What is expected: From the listing below, select every line where the word "name" appears.

Structured figure records:
++++++

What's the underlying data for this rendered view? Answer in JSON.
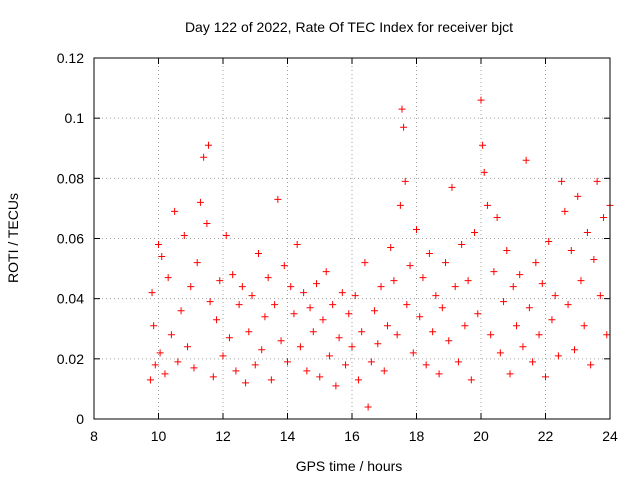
{
  "chart_data": {
    "type": "scatter",
    "title": "Day 122 of 2022, Rate Of TEC Index for receiver bjct",
    "xlabel": "GPS time / hours",
    "ylabel": "ROTI / TECUs",
    "xlim": [
      8,
      24
    ],
    "ylim": [
      0,
      0.12
    ],
    "x_ticks": [
      8,
      10,
      12,
      14,
      16,
      18,
      20,
      22,
      24
    ],
    "y_ticks": [
      0,
      0.02,
      0.04,
      0.06,
      0.08,
      0.1,
      0.12
    ],
    "x_tick_labels": [
      "8",
      "10",
      "12",
      "14",
      "16",
      "18",
      "20",
      "22",
      "24"
    ],
    "y_tick_labels": [
      "0",
      "0.02",
      "0.04",
      "0.06",
      "0.08",
      "0.1",
      "0.12"
    ],
    "grid": true,
    "legend": "none",
    "marker": "plus",
    "color": "#ff0000",
    "series": [
      {
        "x": [
          9.75,
          9.8,
          9.85,
          9.9,
          10.0,
          10.05,
          10.1,
          10.2,
          10.3,
          10.4,
          10.5,
          10.6,
          10.7,
          10.8,
          10.9,
          11.0,
          11.1,
          11.2,
          11.3,
          11.4,
          11.5,
          11.55,
          11.6,
          11.7,
          11.8,
          11.9,
          12.0,
          12.1,
          12.2,
          12.3,
          12.4,
          12.5,
          12.6,
          12.7,
          12.8,
          12.9,
          13.0,
          13.1,
          13.2,
          13.3,
          13.4,
          13.5,
          13.6,
          13.7,
          13.8,
          13.9,
          14.0,
          14.1,
          14.2,
          14.3,
          14.4,
          14.5,
          14.6,
          14.7,
          14.8,
          14.9,
          15.0,
          15.1,
          15.2,
          15.3,
          15.4,
          15.5,
          15.6,
          15.7,
          15.8,
          15.9,
          16.0,
          16.1,
          16.2,
          16.3,
          16.4,
          16.5,
          16.6,
          16.7,
          16.8,
          16.9,
          17.0,
          17.1,
          17.2,
          17.3,
          17.4,
          17.5,
          17.55,
          17.6,
          17.65,
          17.7,
          17.8,
          17.9,
          18.0,
          18.1,
          18.2,
          18.3,
          18.4,
          18.5,
          18.6,
          18.7,
          18.8,
          18.9,
          19.0,
          19.1,
          19.2,
          19.3,
          19.4,
          19.5,
          19.6,
          19.7,
          19.8,
          19.9,
          20.0,
          20.05,
          20.1,
          20.2,
          20.3,
          20.4,
          20.5,
          20.6,
          20.7,
          20.8,
          20.9,
          21.0,
          21.1,
          21.2,
          21.3,
          21.4,
          21.5,
          21.6,
          21.7,
          21.8,
          21.9,
          22.0,
          22.1,
          22.2,
          22.3,
          22.4,
          22.5,
          22.6,
          22.7,
          22.8,
          22.9,
          23.0,
          23.1,
          23.2,
          23.3,
          23.4,
          23.5,
          23.6,
          23.7,
          23.8,
          23.9,
          24.0
        ],
        "y": [
          0.013,
          0.042,
          0.031,
          0.018,
          0.058,
          0.022,
          0.054,
          0.015,
          0.047,
          0.028,
          0.069,
          0.019,
          0.036,
          0.061,
          0.024,
          0.044,
          0.017,
          0.052,
          0.072,
          0.087,
          0.065,
          0.091,
          0.039,
          0.014,
          0.033,
          0.046,
          0.021,
          0.061,
          0.027,
          0.048,
          0.016,
          0.038,
          0.044,
          0.012,
          0.029,
          0.041,
          0.018,
          0.055,
          0.023,
          0.034,
          0.047,
          0.013,
          0.038,
          0.073,
          0.026,
          0.051,
          0.019,
          0.044,
          0.035,
          0.058,
          0.024,
          0.042,
          0.016,
          0.037,
          0.029,
          0.045,
          0.014,
          0.033,
          0.049,
          0.021,
          0.038,
          0.011,
          0.027,
          0.042,
          0.018,
          0.035,
          0.024,
          0.041,
          0.013,
          0.029,
          0.052,
          0.004,
          0.019,
          0.036,
          0.025,
          0.044,
          0.016,
          0.031,
          0.057,
          0.046,
          0.028,
          0.071,
          0.103,
          0.097,
          0.079,
          0.038,
          0.051,
          0.022,
          0.063,
          0.034,
          0.047,
          0.018,
          0.055,
          0.029,
          0.041,
          0.015,
          0.037,
          0.052,
          0.026,
          0.077,
          0.044,
          0.019,
          0.058,
          0.031,
          0.046,
          0.013,
          0.062,
          0.035,
          0.106,
          0.091,
          0.082,
          0.071,
          0.028,
          0.049,
          0.067,
          0.022,
          0.039,
          0.056,
          0.015,
          0.044,
          0.031,
          0.048,
          0.024,
          0.086,
          0.037,
          0.019,
          0.052,
          0.028,
          0.045,
          0.014,
          0.059,
          0.033,
          0.041,
          0.021,
          0.079,
          0.069,
          0.038,
          0.056,
          0.023,
          0.074,
          0.046,
          0.031,
          0.062,
          0.018,
          0.053,
          0.079,
          0.041,
          0.067,
          0.028,
          0.071
        ]
      }
    ]
  }
}
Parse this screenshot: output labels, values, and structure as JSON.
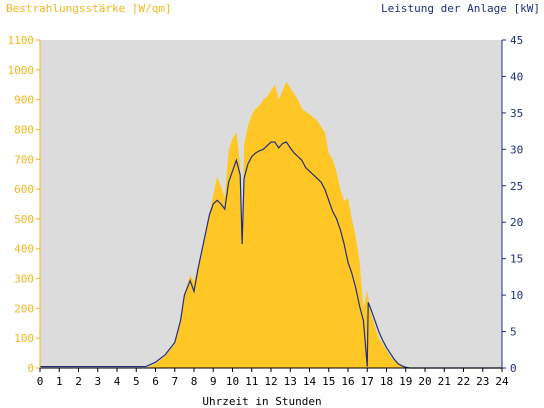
{
  "chart_data": {
    "type": "area",
    "left_axis_label": "Bestrahlungsstärke [W/qm]",
    "right_axis_label": "Leistung der Anlage [kW]",
    "xlabel": "Uhrzeit in Stunden",
    "x_ticks": [
      "0",
      "1",
      "2",
      "3",
      "4",
      "5",
      "6",
      "7",
      "8",
      "9",
      "10",
      "11",
      "12",
      "13",
      "14",
      "15",
      "16",
      "17",
      "18",
      "19",
      "20",
      "21",
      "22",
      "23",
      "24"
    ],
    "left_ticks": [
      "0",
      "100",
      "200",
      "300",
      "400",
      "500",
      "600",
      "700",
      "800",
      "900",
      "1000",
      "1100"
    ],
    "right_ticks": [
      "0",
      "5",
      "10",
      "15",
      "20",
      "25",
      "30",
      "35",
      "40",
      "45"
    ],
    "xlim": [
      0,
      24
    ],
    "ylim_left": [
      0,
      1100
    ],
    "ylim_right": [
      0,
      45
    ],
    "grid": false,
    "series": [
      {
        "name": "Bestrahlungsstärke",
        "axis": "left",
        "style": "filled-area",
        "color": "#ffc726",
        "x": [
          0,
          5.5,
          6,
          6.5,
          7,
          7.3,
          7.5,
          7.8,
          8,
          8.2,
          8.4,
          8.6,
          8.8,
          9,
          9.2,
          9.4,
          9.6,
          9.8,
          10,
          10.2,
          10.4,
          10.5,
          10.6,
          10.8,
          11,
          11.2,
          11.4,
          11.6,
          11.8,
          12,
          12.2,
          12.4,
          12.6,
          12.8,
          13,
          13.2,
          13.4,
          13.6,
          13.8,
          14,
          14.2,
          14.4,
          14.6,
          14.8,
          15,
          15.2,
          15.4,
          15.6,
          15.8,
          16,
          16.2,
          16.4,
          16.6,
          16.8,
          17,
          17.2,
          17.4,
          17.6,
          17.8,
          18,
          18.2,
          18.4,
          18.6,
          18.8,
          19,
          19.2,
          19.5,
          20,
          24
        ],
        "y": [
          0,
          0,
          15,
          40,
          80,
          160,
          250,
          310,
          290,
          330,
          380,
          450,
          520,
          580,
          640,
          610,
          570,
          730,
          770,
          790,
          680,
          420,
          750,
          810,
          850,
          870,
          880,
          900,
          910,
          930,
          950,
          900,
          930,
          960,
          940,
          920,
          900,
          870,
          860,
          850,
          840,
          830,
          810,
          790,
          720,
          700,
          660,
          600,
          560,
          570,
          500,
          440,
          360,
          200,
          260,
          180,
          140,
          100,
          80,
          60,
          40,
          25,
          12,
          5,
          2,
          0,
          0,
          0,
          0
        ]
      },
      {
        "name": "Leistung der Anlage",
        "axis": "right",
        "style": "line",
        "color": "#1f2f7a",
        "x": [
          0,
          5.5,
          6,
          6.5,
          7,
          7.3,
          7.5,
          7.8,
          8,
          8.2,
          8.4,
          8.6,
          8.8,
          9,
          9.2,
          9.4,
          9.6,
          9.8,
          10,
          10.2,
          10.4,
          10.5,
          10.6,
          10.8,
          11,
          11.2,
          11.4,
          11.6,
          11.8,
          12,
          12.2,
          12.4,
          12.6,
          12.8,
          13,
          13.2,
          13.4,
          13.6,
          13.8,
          14,
          14.2,
          14.4,
          14.6,
          14.8,
          15,
          15.2,
          15.4,
          15.6,
          15.8,
          16,
          16.2,
          16.4,
          16.6,
          16.8,
          17,
          17.05,
          17.2,
          17.4,
          17.6,
          17.8,
          18,
          18.2,
          18.4,
          18.6,
          18.8,
          19,
          19.2,
          19.5,
          20,
          24
        ],
        "y": [
          0.2,
          0.2,
          0.8,
          1.8,
          3.5,
          6.5,
          10,
          12,
          10.5,
          13.5,
          16,
          18.5,
          21,
          22.5,
          23,
          22.5,
          21.8,
          25.5,
          27,
          28.5,
          26.5,
          17,
          26,
          28,
          29,
          29.5,
          29.8,
          30,
          30.5,
          31,
          31,
          30.2,
          30.8,
          31,
          30.2,
          29.5,
          29,
          28.5,
          27.5,
          27,
          26.5,
          26,
          25.5,
          24.5,
          23,
          21.5,
          20.5,
          19,
          17,
          14.5,
          13,
          11,
          8.5,
          6.5,
          0.2,
          9,
          8,
          6.5,
          5,
          3.8,
          2.8,
          2,
          1.2,
          0.6,
          0.3,
          0.1,
          0,
          0,
          0,
          0
        ]
      }
    ]
  },
  "colors": {
    "plot_background": "#dcdcdc",
    "irradiance_fill": "#ffc726",
    "power_line": "#1f2f7a",
    "left_axis_text": "#f2b71c",
    "right_axis_text": "#1f2f7a"
  }
}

++++++

Output:
        "name": "Bestrahlungsstärke",
        "name": "Leistung der Anlage",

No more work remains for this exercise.